Data records:
++++++++

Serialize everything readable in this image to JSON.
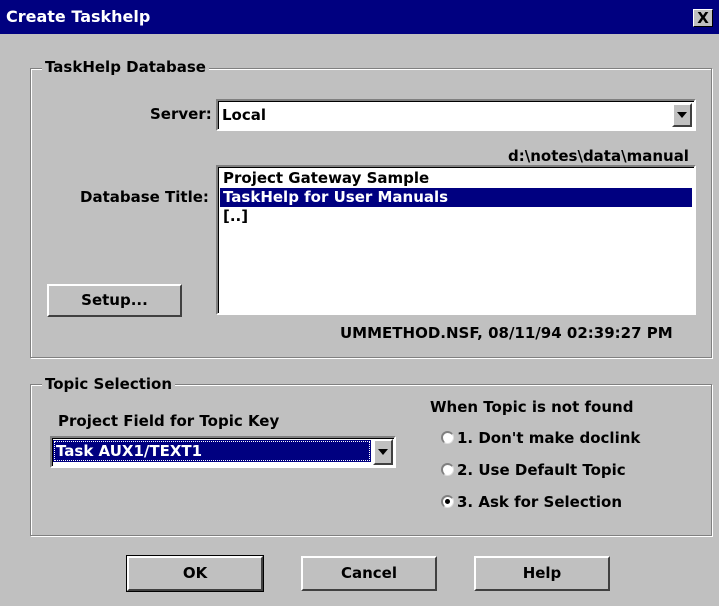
{
  "window": {
    "title": "Create Taskhelp",
    "close_label": "X"
  },
  "database_group": {
    "legend": "TaskHelp Database",
    "server_label": "Server:",
    "server_value": "Local",
    "path": "d:\\notes\\data\\manual",
    "db_title_label": "Database Title:",
    "db_items": [
      "Project Gateway Sample",
      "TaskHelp for User Manuals",
      "[..]"
    ],
    "selected_index": 1,
    "file_info": "UMMETHOD.NSF, 08/11/94 02:39:27 PM",
    "setup_button": "Setup..."
  },
  "topic_group": {
    "legend": "Topic Selection",
    "field_label": "Project Field for Topic Key",
    "field_value": "Task AUX1/TEXT1",
    "not_found_label": "When Topic is not found",
    "options": [
      "1. Don't make doclink",
      "2. Use Default Topic",
      "3. Ask for Selection"
    ],
    "selected_option": 2
  },
  "buttons": {
    "ok": "OK",
    "cancel": "Cancel",
    "help": "Help"
  },
  "colors": {
    "face": "#c0c0c0",
    "titlebar": "#000080",
    "selection": "#000080"
  },
  "icons": {
    "close": "close-icon",
    "dropdown": "chevron-down-icon"
  }
}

++++++++

Task to complete: Print all of the entries word for word. Omit the pictures they contain.

Result below:
Serialize everything readable in this image to JSON.
{
  "window": {
    "title": "Create Taskhelp",
    "close_label": "X"
  },
  "database_group": {
    "legend": "TaskHelp Database",
    "server_label": "Server:",
    "server_value": "Local",
    "path": "d:\\notes\\data\\manual",
    "db_title_label": "Database Title:",
    "db_items": [
      "Project Gateway Sample",
      "TaskHelp for User Manuals",
      "[..]"
    ],
    "selected_index": 1,
    "file_info": "UMMETHOD.NSF, 08/11/94 02:39:27 PM",
    "setup_button": "Setup..."
  },
  "topic_group": {
    "legend": "Topic Selection",
    "field_label": "Project Field for Topic Key",
    "field_value": "Task AUX1/TEXT1",
    "not_found_label": "When Topic is not found",
    "options": [
      "1. Don't make doclink",
      "2. Use Default Topic",
      "3. Ask for Selection"
    ],
    "selected_option": 2
  },
  "buttons": {
    "ok": "OK",
    "cancel": "Cancel",
    "help": "Help"
  },
  "colors": {
    "face": "#c0c0c0",
    "titlebar": "#000080",
    "selection": "#000080"
  },
  "icons": {
    "close": "close-icon",
    "dropdown": "chevron-down-icon"
  }
}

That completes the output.